• [What needs to be done]: Pull out every line below containing the word "отключения".

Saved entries
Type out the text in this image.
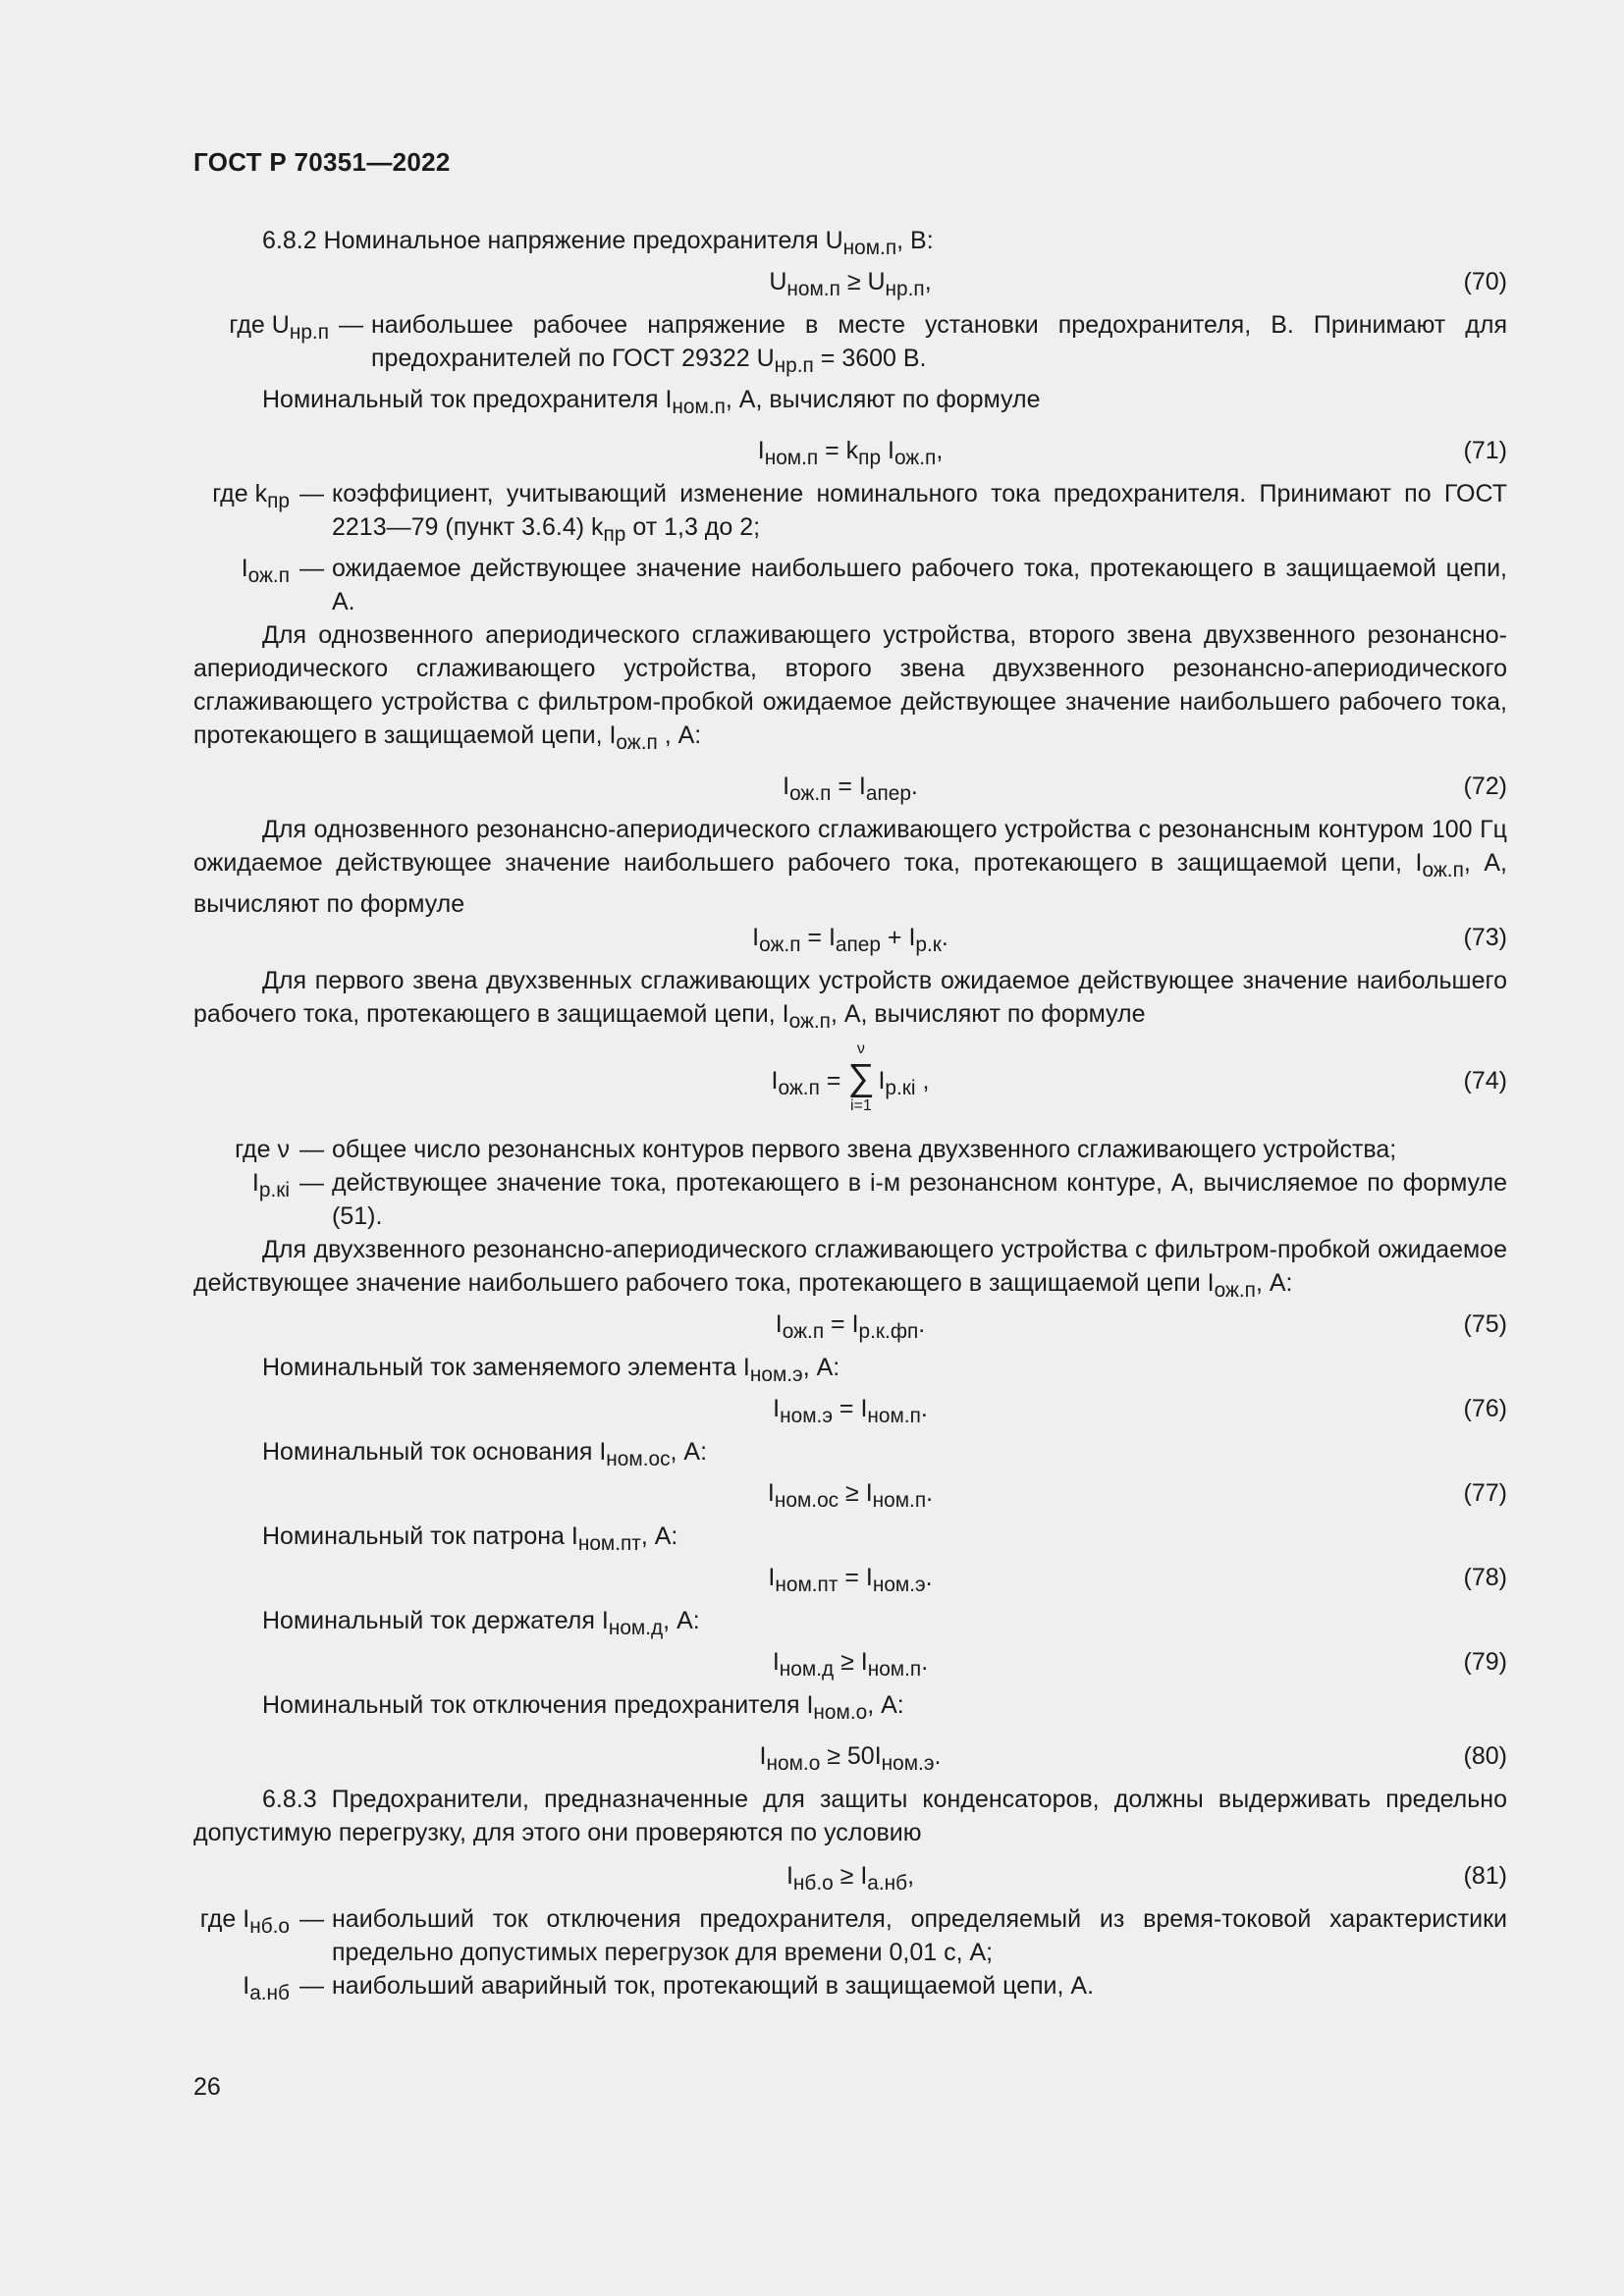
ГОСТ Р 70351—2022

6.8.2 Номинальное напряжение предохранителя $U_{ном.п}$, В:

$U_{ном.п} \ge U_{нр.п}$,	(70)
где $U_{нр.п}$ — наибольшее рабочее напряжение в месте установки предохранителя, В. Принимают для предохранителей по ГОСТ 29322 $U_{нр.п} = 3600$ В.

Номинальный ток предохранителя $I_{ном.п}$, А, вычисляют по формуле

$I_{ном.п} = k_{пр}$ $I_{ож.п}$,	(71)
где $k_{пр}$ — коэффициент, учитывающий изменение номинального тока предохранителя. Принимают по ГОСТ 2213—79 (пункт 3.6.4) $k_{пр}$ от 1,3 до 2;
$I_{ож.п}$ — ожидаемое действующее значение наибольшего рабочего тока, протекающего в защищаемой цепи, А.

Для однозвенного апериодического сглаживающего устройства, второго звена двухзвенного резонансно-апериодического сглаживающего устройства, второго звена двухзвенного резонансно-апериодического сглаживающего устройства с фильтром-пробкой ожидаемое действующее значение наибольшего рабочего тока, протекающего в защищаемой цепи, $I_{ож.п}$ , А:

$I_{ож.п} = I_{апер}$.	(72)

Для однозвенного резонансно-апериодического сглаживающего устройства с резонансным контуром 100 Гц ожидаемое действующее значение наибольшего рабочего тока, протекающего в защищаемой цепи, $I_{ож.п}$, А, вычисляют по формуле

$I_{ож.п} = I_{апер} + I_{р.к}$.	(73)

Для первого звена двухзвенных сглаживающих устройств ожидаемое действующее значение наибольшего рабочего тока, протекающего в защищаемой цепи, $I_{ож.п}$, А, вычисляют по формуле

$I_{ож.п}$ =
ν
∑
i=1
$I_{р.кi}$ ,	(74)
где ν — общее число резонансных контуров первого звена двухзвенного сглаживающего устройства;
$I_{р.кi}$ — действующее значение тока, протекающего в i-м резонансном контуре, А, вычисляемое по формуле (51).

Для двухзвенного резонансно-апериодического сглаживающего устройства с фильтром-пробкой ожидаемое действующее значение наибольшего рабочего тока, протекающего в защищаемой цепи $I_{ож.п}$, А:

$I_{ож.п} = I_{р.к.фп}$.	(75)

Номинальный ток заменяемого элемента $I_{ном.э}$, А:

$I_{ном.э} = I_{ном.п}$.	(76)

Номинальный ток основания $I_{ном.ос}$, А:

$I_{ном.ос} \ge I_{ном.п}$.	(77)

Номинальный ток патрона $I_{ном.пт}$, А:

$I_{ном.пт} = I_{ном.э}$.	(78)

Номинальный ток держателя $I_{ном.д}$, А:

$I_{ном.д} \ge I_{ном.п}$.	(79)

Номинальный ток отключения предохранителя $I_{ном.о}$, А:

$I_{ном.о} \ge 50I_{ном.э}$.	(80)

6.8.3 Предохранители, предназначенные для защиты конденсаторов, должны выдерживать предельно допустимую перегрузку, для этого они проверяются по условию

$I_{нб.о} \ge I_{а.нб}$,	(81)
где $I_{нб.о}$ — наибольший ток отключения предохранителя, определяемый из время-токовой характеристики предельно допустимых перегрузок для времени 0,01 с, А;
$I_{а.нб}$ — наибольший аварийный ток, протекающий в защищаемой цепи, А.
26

---

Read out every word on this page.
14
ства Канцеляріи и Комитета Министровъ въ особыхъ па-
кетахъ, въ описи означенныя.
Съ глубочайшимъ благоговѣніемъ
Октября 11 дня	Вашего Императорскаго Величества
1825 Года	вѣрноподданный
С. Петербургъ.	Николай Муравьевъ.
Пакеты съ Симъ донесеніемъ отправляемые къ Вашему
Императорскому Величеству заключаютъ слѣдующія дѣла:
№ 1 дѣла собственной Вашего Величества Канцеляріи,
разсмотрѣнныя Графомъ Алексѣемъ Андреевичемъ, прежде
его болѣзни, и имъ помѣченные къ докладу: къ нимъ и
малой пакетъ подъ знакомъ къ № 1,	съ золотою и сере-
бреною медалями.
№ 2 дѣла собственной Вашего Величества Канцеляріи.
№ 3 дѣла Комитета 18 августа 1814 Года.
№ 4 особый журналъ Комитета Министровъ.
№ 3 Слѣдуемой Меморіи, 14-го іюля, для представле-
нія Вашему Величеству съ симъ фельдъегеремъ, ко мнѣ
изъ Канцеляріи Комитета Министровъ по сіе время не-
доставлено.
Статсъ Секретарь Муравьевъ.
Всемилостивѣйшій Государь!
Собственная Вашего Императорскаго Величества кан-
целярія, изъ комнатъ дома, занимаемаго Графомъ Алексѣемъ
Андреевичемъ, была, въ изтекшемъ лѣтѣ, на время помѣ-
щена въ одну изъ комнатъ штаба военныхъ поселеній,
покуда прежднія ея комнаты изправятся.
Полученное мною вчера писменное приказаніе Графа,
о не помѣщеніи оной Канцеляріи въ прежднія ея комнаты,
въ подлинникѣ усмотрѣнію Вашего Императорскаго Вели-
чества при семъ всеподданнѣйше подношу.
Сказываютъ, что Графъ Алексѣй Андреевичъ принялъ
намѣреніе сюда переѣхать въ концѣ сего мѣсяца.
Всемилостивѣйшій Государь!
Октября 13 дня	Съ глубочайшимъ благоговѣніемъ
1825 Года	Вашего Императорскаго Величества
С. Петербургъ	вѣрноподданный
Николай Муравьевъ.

• [Finished exercise]:
Номинальный ток отключения предохранителя $I_{ном.о}$, А:
где $I_{нб.о}$ — наибольший ток отключения предохранителя, определяемый из время-токовой характеристики предельно допустимых перегрузок для времени 0,01 с, А;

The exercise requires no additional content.